* _PROBLEM TO SOLVE_
Put the lines of the entries as a numbered list, beginning with the line containing "row-sum: 29 900,0 bbox=[318, 43, 334, 91]" and ending with the line containing "table-row bbox=[296, 40, 339, 860]", both included. Omit blank lines.

(Box annotation data)

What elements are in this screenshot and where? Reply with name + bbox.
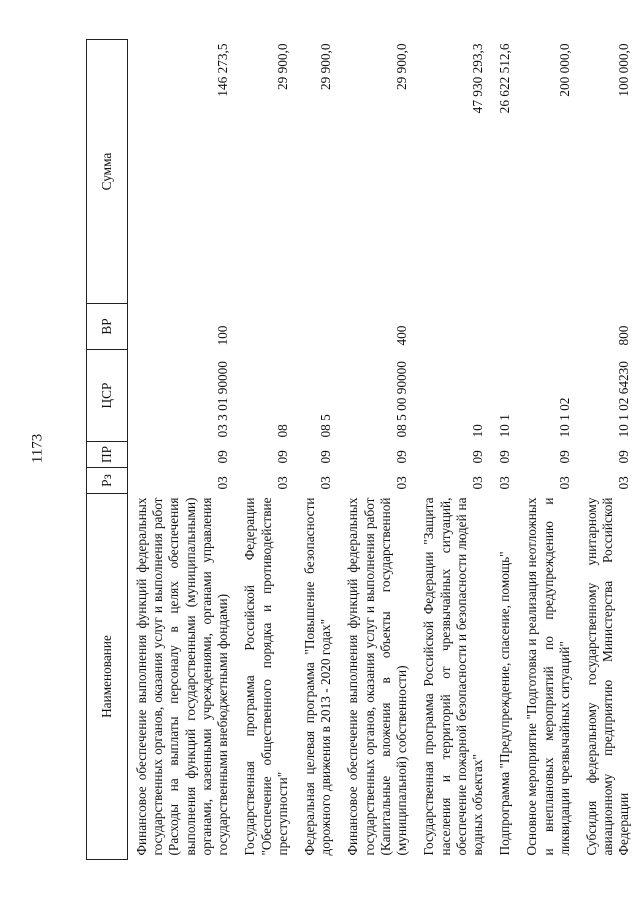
row-sum: 29 900,0 bbox=[318, 43, 334, 91]
header-vr: ВР bbox=[87, 304, 128, 350]
row-rz: 03 bbox=[497, 476, 513, 490]
row-name: Государственная программа Российской Федерации "Обеспечение общественного порядка и противодействие преступности" bbox=[242, 497, 290, 856]
row-pr: 09 bbox=[556, 450, 572, 464]
row-vr: 100 bbox=[215, 325, 231, 346]
row-rz: 03 bbox=[394, 476, 410, 490]
row-pr: 09 bbox=[616, 450, 632, 464]
row-vr bbox=[518, 304, 578, 350]
row-sum: 100 000,0 bbox=[616, 43, 632, 97]
table-row bbox=[415, 40, 491, 860]
row-rz: 03 bbox=[318, 476, 334, 490]
row-rz: 03 bbox=[616, 476, 632, 490]
table-header bbox=[87, 40, 128, 860]
row-name: Основное мероприятие "Подготовка и реализация неотложных и внеплановых мероприятий по предупреждению и ликвидации чрезвычайных ситуаций" bbox=[524, 497, 572, 856]
row-name: Финансовое обеспечение выполнения функций федеральных государственных органов, оказания услуг и выполнения работ (Расходы на выплаты персоналу в целях обеспечения выполнения функций государственными (муниципальными) органами, казенными учреждениями, органами управления государственными внебюджетными фондами) bbox=[134, 497, 231, 856]
table-row bbox=[491, 40, 518, 860]
header-pr: ПР bbox=[87, 442, 128, 468]
row-vr bbox=[415, 304, 491, 350]
header-csr: ЦСР bbox=[87, 350, 128, 442]
row-sum: 47 930 293,3 bbox=[469, 43, 485, 114]
row-pr: 09 bbox=[469, 450, 485, 464]
row-csr: 08 5 00 90000 bbox=[394, 361, 410, 438]
row-pr: 09 bbox=[394, 450, 410, 464]
row-sum: 146 273,5 bbox=[215, 43, 231, 97]
row-vr bbox=[296, 304, 339, 350]
row-csr: 03 3 01 90000 bbox=[215, 361, 231, 438]
row-csr: 10 bbox=[469, 424, 485, 438]
row-pr: 09 bbox=[274, 450, 290, 464]
row-vr bbox=[236, 304, 296, 350]
row-rz: 03 bbox=[274, 476, 290, 490]
table-row bbox=[236, 40, 296, 860]
row-rz: 03 bbox=[215, 476, 231, 490]
row-csr: 08 5 bbox=[318, 414, 334, 438]
row-name: Субсидия федеральному государственному унитарному авиационному предприятию Министерства Российской Федерации bbox=[584, 497, 632, 856]
table-row bbox=[296, 40, 339, 860]
budget-table-container bbox=[86, 40, 632, 860]
table-row bbox=[518, 40, 578, 860]
row-csr: 08 bbox=[274, 424, 290, 438]
row-name: Государственная программа Российской Федерации "Защита населения и территорий от чрезвычайных ситуаций, обеспечение пожарной безопасности и безопасности людей на водных объектах" bbox=[421, 497, 485, 856]
row-sum: 26 622 512,6 bbox=[497, 43, 513, 114]
table-row bbox=[128, 40, 237, 860]
row-rz: 03 bbox=[556, 476, 572, 490]
header-sum: Сумма bbox=[87, 40, 128, 304]
row-pr: 09 bbox=[318, 450, 334, 464]
row-name: Финансовое обеспечение выполнения функций федеральных государственных органов, оказания услуг и выполнения работ (Капитальные вложения в объекты государственной (муниципальной) собственности) bbox=[345, 497, 410, 856]
header-name: Наименование bbox=[87, 494, 128, 860]
table-row bbox=[339, 40, 415, 860]
row-pr: 09 bbox=[497, 450, 513, 464]
row-vr: 400 bbox=[394, 325, 410, 346]
table-row bbox=[578, 40, 638, 860]
row-sum: 29 900,0 bbox=[274, 43, 290, 91]
row-csr: 10 1 02 64230 bbox=[616, 361, 632, 438]
row-pr: 09 bbox=[215, 450, 231, 464]
row-csr: 10 1 02 bbox=[556, 397, 572, 438]
row-sum: 29 900,0 bbox=[394, 43, 410, 91]
page-number: 1173 bbox=[29, 433, 46, 464]
row-name: Федеральная целевая программа "Повышение безопасности дорожного движения в 2013 - 2020 годах" bbox=[301, 497, 334, 856]
row-name: Подпрограмма "Предупреждение, спасение, помощь" bbox=[497, 551, 513, 856]
row-rz: 03 bbox=[469, 476, 485, 490]
row-csr: 10 1 bbox=[497, 414, 513, 438]
row-vr bbox=[491, 304, 518, 350]
header-rz: Рз bbox=[87, 468, 128, 494]
row-sum: 200 000,0 bbox=[556, 43, 572, 97]
budget-table bbox=[86, 39, 638, 860]
row-vr: 800 bbox=[616, 325, 632, 346]
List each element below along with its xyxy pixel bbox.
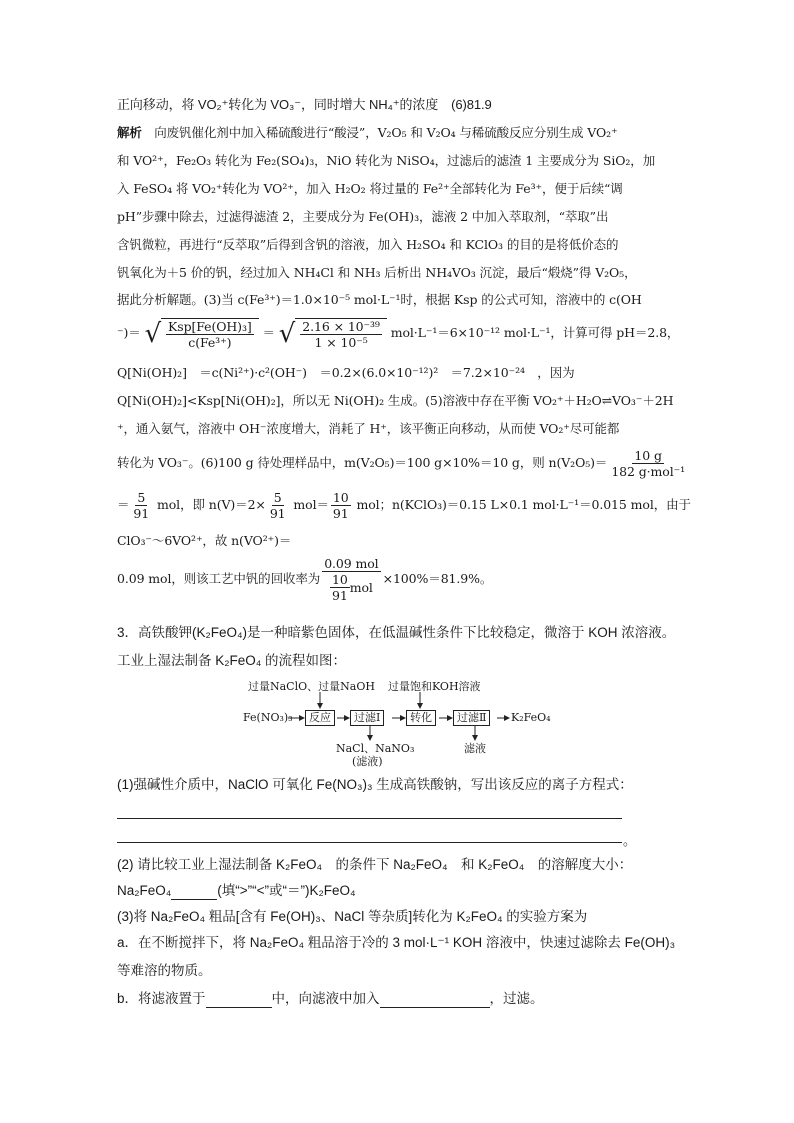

* _RESPONSE TO THE EXERCISE_
1. row-sum: 29 900,0 bbox=[318, 43, 334, 91]
2. header-vr: ВР bbox=[87, 304, 128, 350]
3. row-rz: 03 bbox=[497, 476, 513, 490]
4. row-name: Государственная программа Российской Федерации "Обеспечение общественного порядка и противодействие преступности" bbox=[242, 497, 290, 856]
5. row-pr: 09 bbox=[556, 450, 572, 464]
6. row-vr: 100 bbox=[215, 325, 231, 346]
7. row-rz: 03 bbox=[394, 476, 410, 490]
8. row-pr: 09 bbox=[616, 450, 632, 464]
9. row-vr bbox=[518, 304, 578, 350]
10. row-sum: 100 000,0 bbox=[616, 43, 632, 97]
11. table-row bbox=[415, 40, 491, 860]
12. row-rz: 03 bbox=[318, 476, 334, 490]
13. row-rz: 03 bbox=[616, 476, 632, 490]
14. table-header bbox=[87, 40, 128, 860]
15. row-name: Основное мероприятие "Подготовка и реализация неотложных и внеплановых мероприятий по предупреждению и ликвидации чрезвычайных ситуаций" bbox=[524, 497, 572, 856]
16. row-name: Финансовое обеспечение выполнения функций федеральных государственных органов, оказания услуг и выполнения работ (Расходы на выплаты персоналу в целях обеспечения выполнения функций государственными (муниципальными) органами, казенными учреждениями, органами управления государственными внебюджетными фондами) bbox=[134, 497, 231, 856]
17. table-row bbox=[491, 40, 518, 860]
18. header-pr: ПР bbox=[87, 442, 128, 468]
19. row-vr bbox=[415, 304, 491, 350]
20. header-csr: ЦСР bbox=[87, 350, 128, 442]
21. row-sum: 47 930 293,3 bbox=[469, 43, 485, 114]
22. row-pr: 09 bbox=[469, 450, 485, 464]
23. row-csr: 08 5 00 90000 bbox=[394, 361, 410, 438]
24. row-pr: 09 bbox=[394, 450, 410, 464]
25. row-sum: 146 273,5 bbox=[215, 43, 231, 97]
26. row-vr bbox=[296, 304, 339, 350]
27. row-csr: 03 3 01 90000 bbox=[215, 361, 231, 438]
28. row-csr: 10 bbox=[469, 424, 485, 438]
29. row-pr: 09 bbox=[274, 450, 290, 464]
30. row-vr bbox=[236, 304, 296, 350]
31. row-rz: 03 bbox=[274, 476, 290, 490]
32. table-row bbox=[236, 40, 296, 860]
33. row-rz: 03 bbox=[215, 476, 231, 490]
34. row-csr: 08 5 bbox=[318, 414, 334, 438]
35. row-name: Субсидия федеральному государственному унитарному авиационному предприятию Министерства Российской Федерации bbox=[584, 497, 632, 856]
36. table-row bbox=[296, 40, 339, 860]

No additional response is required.